REQUIREMENTS — From the entries below, copy every line that holds the word "CURRENT".

- - - - -

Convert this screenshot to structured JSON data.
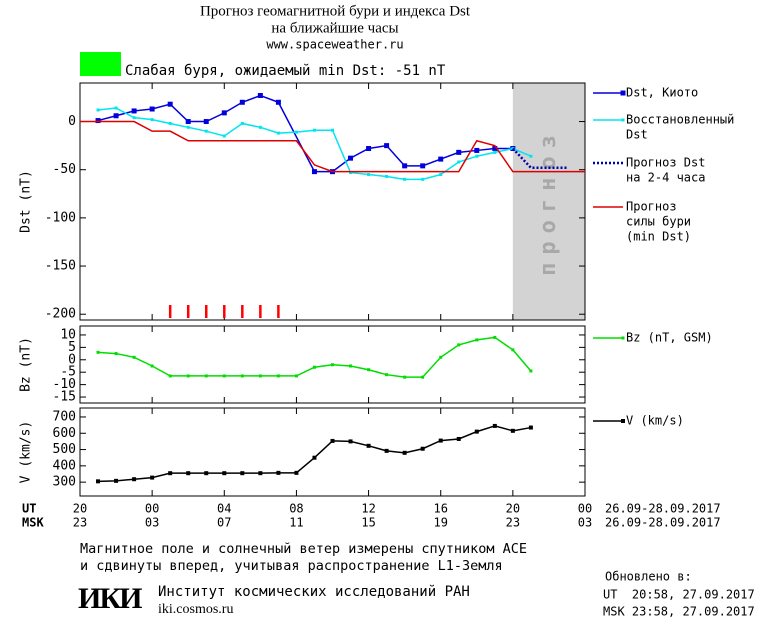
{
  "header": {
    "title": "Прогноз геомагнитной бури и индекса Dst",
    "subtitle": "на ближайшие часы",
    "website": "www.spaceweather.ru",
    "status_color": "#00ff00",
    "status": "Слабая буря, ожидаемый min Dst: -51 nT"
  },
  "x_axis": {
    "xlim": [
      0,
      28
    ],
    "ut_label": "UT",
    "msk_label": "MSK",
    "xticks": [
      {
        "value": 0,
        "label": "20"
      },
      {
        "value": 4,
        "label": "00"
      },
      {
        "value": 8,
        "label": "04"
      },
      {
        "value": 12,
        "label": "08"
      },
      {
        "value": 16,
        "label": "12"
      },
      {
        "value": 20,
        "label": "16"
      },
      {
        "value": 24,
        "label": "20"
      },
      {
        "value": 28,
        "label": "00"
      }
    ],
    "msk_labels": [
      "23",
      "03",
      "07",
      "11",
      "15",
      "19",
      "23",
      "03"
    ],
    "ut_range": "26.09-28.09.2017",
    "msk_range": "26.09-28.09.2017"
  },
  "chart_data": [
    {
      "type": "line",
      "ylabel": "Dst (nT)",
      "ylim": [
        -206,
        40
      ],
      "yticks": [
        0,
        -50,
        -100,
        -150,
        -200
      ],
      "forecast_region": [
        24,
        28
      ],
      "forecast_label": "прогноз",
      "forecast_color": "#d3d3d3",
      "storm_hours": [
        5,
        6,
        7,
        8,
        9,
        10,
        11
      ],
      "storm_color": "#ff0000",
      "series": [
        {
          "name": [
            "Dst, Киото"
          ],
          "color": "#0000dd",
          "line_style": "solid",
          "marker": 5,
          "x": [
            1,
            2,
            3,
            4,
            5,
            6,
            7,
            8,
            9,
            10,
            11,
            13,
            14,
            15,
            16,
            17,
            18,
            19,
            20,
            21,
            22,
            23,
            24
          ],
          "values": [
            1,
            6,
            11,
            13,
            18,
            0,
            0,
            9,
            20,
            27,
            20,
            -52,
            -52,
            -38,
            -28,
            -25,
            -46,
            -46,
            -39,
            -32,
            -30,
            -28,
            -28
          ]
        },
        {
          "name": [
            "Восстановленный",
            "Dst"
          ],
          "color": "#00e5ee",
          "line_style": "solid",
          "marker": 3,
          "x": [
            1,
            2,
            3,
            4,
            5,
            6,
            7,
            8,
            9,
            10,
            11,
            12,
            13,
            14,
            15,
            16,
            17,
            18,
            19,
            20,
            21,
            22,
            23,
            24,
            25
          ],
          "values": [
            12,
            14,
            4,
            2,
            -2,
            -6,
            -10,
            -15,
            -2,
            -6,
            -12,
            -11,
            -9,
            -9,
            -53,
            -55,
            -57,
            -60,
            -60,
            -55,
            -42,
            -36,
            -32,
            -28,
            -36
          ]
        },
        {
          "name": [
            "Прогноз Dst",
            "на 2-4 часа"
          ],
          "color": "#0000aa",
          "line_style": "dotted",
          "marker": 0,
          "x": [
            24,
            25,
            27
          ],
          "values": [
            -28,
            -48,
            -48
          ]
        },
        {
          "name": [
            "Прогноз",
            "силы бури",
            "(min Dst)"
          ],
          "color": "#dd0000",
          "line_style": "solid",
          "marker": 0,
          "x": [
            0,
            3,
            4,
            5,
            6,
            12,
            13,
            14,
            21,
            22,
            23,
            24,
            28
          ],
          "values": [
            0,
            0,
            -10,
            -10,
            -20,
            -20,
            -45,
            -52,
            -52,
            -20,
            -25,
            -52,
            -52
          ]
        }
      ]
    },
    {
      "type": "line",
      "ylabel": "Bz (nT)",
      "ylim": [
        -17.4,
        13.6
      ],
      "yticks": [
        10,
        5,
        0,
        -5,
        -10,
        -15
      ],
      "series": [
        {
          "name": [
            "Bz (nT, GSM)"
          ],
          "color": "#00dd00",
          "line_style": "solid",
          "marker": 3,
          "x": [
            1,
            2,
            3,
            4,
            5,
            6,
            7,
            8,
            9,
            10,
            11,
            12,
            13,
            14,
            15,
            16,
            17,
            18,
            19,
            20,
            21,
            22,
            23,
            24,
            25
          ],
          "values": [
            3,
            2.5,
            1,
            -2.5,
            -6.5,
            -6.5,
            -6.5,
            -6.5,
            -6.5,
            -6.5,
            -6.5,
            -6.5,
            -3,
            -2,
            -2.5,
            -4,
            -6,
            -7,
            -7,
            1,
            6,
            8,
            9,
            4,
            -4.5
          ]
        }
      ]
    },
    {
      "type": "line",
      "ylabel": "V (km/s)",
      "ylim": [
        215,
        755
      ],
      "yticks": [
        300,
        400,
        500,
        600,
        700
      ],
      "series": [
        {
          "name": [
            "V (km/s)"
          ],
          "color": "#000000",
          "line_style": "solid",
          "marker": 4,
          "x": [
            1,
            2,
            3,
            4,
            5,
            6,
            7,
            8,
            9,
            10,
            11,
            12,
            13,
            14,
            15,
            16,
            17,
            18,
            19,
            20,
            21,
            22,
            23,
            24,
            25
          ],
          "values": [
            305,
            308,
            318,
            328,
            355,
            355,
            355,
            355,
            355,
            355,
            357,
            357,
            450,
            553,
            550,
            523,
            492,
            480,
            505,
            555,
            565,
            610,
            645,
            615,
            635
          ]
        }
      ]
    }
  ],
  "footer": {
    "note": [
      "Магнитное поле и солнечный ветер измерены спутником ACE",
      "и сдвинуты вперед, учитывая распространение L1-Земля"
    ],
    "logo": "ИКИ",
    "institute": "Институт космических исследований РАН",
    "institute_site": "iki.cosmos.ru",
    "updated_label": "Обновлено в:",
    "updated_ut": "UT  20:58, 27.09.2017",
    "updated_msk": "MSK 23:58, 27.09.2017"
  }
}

- - - - -

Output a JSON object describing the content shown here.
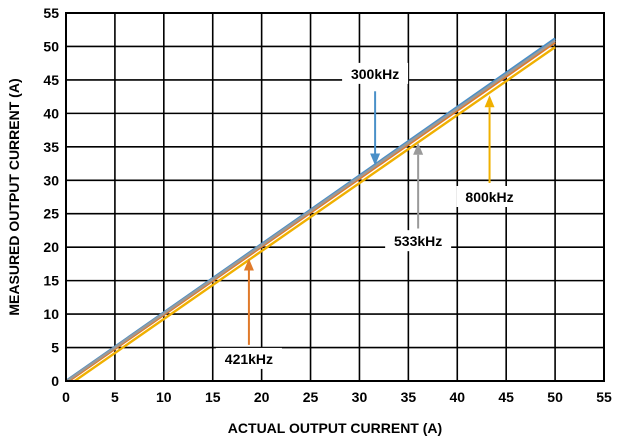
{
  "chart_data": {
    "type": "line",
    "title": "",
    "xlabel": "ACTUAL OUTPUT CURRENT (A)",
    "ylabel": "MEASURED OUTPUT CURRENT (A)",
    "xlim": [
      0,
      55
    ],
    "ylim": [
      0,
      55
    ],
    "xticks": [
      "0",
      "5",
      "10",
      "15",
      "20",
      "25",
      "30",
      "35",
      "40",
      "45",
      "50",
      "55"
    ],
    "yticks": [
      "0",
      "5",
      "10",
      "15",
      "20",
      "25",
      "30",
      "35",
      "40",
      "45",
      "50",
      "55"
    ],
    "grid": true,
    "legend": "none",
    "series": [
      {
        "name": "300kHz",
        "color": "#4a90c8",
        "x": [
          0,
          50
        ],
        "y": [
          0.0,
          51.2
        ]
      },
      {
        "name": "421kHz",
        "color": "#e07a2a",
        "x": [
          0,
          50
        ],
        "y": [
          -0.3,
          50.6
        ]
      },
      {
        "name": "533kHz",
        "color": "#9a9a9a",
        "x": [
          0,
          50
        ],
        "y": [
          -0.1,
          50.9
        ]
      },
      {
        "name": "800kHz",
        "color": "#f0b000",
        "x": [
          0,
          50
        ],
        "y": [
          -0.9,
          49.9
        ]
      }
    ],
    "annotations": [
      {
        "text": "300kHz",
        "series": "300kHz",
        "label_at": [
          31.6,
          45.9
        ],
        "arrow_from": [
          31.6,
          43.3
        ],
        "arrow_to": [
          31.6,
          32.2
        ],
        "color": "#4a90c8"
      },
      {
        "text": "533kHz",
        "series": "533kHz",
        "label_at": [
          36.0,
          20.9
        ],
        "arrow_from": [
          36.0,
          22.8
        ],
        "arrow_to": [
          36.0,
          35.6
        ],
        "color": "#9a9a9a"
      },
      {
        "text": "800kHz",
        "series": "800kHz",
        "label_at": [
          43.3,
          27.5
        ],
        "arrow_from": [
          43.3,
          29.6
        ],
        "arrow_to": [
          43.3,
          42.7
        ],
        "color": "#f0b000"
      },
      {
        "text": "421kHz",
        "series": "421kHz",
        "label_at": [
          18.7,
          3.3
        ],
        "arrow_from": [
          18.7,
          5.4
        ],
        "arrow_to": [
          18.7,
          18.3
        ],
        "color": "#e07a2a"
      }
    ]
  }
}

- - - - -

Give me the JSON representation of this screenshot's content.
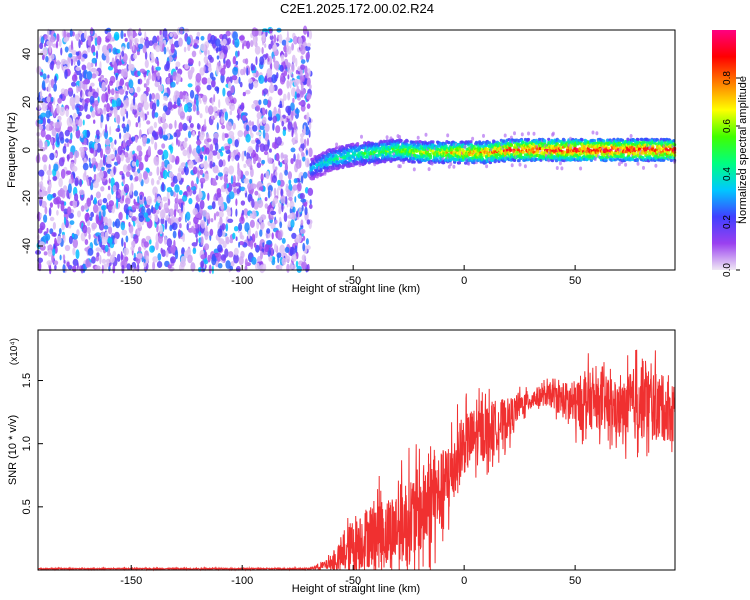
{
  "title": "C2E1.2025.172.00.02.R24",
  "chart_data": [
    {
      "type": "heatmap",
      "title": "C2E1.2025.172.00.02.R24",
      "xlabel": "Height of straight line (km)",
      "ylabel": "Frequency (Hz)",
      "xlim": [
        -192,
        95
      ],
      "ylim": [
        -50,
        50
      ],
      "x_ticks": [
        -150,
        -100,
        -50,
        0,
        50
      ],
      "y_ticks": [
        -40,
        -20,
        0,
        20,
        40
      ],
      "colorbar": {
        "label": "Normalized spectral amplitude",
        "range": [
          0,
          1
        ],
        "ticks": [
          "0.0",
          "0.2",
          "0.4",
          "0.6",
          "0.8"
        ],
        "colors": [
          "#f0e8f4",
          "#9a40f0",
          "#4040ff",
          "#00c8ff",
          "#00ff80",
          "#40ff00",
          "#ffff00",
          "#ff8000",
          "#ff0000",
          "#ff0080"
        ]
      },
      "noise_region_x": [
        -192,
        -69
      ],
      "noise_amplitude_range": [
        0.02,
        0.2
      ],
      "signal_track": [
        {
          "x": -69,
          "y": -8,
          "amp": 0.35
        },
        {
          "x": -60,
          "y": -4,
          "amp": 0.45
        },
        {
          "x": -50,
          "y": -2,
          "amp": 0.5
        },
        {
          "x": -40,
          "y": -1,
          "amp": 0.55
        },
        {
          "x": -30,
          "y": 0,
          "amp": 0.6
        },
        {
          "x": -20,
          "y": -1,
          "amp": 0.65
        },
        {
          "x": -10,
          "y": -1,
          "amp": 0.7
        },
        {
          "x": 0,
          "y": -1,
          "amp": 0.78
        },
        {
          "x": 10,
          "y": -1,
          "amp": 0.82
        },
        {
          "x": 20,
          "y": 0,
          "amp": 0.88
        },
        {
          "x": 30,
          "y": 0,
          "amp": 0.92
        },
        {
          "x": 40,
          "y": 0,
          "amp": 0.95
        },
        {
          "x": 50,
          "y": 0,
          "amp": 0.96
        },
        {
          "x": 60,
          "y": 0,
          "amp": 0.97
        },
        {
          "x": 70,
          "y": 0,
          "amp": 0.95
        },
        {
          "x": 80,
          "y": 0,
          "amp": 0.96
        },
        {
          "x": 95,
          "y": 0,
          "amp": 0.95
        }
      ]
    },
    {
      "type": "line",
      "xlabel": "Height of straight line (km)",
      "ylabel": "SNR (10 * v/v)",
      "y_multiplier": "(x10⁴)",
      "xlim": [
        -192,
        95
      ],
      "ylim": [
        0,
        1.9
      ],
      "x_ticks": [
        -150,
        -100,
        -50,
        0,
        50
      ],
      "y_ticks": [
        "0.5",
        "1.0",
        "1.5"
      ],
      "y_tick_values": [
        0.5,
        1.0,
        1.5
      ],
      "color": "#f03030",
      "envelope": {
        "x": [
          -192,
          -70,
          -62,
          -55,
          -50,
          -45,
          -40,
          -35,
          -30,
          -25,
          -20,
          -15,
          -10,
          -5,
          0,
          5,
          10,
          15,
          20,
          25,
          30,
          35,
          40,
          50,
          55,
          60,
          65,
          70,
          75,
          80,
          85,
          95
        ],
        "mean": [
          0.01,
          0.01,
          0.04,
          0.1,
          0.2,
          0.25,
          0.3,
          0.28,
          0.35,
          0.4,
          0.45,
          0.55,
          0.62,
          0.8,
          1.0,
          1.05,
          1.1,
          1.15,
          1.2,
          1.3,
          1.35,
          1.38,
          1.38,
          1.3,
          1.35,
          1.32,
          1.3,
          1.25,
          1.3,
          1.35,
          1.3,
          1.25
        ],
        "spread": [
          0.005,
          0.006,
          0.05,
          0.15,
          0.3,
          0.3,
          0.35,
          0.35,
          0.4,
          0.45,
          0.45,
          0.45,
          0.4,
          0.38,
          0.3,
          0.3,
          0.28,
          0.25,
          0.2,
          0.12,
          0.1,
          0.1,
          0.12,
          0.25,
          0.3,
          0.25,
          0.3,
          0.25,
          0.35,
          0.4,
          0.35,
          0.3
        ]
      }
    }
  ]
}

- - - - -

REPLY —
    "xlabel": "ACTUAL OUTPUT CURRENT (A)",
    "ylabel": "MEASURED OUTPUT CURRENT (A)",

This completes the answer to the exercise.